**Records for the exercise**
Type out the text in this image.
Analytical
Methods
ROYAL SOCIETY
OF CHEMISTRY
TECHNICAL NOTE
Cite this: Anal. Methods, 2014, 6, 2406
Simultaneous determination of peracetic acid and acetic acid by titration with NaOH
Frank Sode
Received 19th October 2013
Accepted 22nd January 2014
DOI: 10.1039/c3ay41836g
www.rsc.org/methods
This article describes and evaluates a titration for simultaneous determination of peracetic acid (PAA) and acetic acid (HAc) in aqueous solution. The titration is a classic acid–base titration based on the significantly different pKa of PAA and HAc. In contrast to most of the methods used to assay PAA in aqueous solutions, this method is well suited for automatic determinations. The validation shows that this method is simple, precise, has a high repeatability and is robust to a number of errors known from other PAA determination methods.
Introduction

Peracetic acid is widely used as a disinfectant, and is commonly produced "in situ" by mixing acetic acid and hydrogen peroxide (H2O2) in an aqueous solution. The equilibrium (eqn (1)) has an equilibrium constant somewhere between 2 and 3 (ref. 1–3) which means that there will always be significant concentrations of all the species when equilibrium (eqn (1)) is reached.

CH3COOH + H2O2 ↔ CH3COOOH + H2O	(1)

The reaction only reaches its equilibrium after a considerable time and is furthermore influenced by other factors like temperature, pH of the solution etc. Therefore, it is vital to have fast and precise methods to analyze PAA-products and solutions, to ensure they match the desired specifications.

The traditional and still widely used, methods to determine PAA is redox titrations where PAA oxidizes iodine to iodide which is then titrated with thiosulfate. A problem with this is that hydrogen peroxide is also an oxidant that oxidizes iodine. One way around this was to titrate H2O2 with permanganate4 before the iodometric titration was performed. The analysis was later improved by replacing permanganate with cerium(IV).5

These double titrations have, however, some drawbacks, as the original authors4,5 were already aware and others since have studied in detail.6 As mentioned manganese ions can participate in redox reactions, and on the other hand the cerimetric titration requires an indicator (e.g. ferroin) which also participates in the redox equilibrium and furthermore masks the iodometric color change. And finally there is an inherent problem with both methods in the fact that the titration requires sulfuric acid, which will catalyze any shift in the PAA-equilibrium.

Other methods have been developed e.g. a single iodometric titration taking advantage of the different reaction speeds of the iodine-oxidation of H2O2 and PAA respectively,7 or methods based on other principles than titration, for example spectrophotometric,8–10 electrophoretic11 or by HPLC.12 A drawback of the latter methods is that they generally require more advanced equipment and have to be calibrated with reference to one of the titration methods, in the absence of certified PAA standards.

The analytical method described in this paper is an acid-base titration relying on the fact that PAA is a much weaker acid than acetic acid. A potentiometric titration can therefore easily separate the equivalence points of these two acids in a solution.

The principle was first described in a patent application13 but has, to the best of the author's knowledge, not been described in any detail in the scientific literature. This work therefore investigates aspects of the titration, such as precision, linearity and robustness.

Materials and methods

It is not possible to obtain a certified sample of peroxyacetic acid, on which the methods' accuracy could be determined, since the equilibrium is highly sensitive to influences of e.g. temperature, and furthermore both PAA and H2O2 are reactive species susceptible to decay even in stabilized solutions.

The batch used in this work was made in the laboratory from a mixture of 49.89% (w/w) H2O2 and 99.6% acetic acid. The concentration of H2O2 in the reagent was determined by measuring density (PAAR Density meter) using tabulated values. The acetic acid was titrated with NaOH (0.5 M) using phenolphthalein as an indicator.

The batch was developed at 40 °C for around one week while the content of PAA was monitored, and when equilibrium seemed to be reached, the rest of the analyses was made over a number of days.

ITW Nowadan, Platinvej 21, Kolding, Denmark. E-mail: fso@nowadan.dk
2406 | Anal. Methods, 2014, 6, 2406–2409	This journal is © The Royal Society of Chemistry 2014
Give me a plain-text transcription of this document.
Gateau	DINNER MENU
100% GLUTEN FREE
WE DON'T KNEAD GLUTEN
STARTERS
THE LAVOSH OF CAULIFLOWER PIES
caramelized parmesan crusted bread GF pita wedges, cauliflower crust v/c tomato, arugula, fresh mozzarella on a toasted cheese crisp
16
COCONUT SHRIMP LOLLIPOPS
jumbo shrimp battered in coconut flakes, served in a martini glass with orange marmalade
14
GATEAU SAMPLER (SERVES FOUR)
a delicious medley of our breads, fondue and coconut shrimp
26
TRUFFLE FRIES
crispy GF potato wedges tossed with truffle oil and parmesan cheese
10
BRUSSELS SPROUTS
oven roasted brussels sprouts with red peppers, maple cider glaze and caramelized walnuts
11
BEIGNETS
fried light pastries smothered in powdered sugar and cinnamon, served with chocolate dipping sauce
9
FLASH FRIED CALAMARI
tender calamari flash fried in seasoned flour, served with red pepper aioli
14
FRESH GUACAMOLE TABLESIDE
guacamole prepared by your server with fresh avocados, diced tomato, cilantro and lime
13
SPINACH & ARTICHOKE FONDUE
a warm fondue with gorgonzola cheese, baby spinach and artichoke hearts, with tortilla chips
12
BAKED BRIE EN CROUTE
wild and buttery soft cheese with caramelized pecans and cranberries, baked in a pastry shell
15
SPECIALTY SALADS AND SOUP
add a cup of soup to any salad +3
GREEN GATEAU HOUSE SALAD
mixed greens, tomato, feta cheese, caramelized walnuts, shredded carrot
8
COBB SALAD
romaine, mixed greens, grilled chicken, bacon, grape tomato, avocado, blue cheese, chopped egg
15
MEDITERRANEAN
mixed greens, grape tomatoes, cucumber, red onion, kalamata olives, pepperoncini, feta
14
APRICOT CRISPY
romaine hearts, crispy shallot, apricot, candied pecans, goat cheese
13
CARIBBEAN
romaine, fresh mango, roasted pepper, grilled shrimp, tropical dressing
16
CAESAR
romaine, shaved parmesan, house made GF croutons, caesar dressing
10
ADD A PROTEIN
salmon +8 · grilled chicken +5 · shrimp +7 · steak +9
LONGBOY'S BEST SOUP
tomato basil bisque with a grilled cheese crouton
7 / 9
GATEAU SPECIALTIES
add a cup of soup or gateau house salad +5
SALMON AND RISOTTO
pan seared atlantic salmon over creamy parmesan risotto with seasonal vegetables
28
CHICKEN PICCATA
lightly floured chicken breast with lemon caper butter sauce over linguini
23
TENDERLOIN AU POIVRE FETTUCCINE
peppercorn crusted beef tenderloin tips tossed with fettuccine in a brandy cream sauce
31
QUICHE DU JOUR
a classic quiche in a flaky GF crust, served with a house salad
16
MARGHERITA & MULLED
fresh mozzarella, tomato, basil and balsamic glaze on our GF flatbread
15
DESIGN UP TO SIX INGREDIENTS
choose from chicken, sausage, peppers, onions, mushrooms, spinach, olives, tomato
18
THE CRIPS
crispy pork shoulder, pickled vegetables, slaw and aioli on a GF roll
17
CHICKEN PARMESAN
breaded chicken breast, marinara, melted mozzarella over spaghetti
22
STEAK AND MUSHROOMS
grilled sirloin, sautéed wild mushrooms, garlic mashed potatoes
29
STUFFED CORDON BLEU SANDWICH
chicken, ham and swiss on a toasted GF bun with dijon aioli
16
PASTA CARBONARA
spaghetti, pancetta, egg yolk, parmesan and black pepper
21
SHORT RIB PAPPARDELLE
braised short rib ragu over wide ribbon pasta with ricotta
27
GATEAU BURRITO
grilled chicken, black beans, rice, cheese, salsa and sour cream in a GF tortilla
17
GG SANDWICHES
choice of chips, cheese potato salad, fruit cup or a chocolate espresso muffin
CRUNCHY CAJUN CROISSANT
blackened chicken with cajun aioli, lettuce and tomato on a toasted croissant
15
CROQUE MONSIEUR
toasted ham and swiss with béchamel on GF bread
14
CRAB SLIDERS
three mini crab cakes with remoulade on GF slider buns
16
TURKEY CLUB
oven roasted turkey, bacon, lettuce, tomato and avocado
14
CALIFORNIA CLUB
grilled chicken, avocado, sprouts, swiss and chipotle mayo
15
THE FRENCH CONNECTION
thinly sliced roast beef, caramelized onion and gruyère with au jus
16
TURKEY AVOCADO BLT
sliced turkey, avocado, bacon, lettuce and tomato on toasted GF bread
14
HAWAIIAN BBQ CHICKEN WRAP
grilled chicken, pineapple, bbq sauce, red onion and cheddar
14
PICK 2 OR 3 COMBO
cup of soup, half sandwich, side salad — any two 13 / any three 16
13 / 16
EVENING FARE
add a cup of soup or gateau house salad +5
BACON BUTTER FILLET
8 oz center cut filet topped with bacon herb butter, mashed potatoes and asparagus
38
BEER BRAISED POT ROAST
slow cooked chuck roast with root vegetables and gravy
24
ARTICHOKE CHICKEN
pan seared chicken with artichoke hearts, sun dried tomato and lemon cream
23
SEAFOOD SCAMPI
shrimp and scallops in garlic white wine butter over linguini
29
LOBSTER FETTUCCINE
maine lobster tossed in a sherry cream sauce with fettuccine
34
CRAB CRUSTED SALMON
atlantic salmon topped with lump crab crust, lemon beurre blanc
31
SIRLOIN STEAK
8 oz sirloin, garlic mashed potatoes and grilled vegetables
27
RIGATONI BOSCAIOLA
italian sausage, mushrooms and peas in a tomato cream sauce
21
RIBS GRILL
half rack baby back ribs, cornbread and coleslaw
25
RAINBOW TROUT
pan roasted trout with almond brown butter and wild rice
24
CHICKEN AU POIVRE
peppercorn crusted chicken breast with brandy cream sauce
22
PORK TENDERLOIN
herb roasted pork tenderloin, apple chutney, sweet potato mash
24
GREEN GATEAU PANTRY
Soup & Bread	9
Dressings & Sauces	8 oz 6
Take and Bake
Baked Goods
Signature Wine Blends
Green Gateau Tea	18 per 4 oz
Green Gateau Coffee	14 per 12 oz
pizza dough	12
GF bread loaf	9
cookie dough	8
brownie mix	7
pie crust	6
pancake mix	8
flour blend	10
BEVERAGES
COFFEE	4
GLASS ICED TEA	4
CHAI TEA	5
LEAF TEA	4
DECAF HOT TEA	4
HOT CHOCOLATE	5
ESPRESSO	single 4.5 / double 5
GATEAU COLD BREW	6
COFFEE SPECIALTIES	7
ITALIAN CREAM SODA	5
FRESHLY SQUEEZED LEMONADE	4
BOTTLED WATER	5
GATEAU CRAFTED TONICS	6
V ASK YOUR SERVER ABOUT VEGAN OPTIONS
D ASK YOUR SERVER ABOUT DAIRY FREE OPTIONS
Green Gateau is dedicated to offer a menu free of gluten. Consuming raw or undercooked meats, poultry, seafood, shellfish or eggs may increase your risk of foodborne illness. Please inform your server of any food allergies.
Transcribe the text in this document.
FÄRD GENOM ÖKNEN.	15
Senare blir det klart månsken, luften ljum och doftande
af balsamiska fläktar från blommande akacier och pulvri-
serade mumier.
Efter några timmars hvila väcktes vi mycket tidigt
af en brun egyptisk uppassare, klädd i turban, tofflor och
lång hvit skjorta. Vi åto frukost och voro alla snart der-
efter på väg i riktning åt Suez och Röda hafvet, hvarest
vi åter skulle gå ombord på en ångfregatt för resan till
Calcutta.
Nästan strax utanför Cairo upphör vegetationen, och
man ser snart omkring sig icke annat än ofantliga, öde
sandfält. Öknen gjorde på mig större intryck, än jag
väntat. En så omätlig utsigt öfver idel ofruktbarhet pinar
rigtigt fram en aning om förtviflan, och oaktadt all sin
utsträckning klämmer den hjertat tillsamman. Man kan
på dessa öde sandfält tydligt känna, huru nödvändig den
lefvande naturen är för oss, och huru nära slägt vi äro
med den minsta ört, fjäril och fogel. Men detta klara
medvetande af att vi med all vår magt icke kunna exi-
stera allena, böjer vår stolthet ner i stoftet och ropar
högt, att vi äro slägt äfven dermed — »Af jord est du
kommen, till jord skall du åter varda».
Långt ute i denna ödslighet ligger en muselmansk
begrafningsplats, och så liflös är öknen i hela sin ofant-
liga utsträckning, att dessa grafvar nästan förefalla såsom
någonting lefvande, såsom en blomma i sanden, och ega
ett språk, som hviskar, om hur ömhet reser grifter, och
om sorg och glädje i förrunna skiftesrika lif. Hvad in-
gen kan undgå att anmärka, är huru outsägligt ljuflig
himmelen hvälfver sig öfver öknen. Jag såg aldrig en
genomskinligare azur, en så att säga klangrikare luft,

**Work to complete**
For the material, work out how many lines hold the string "pecans". Your reply must be the number alone.

**Solved problem**
2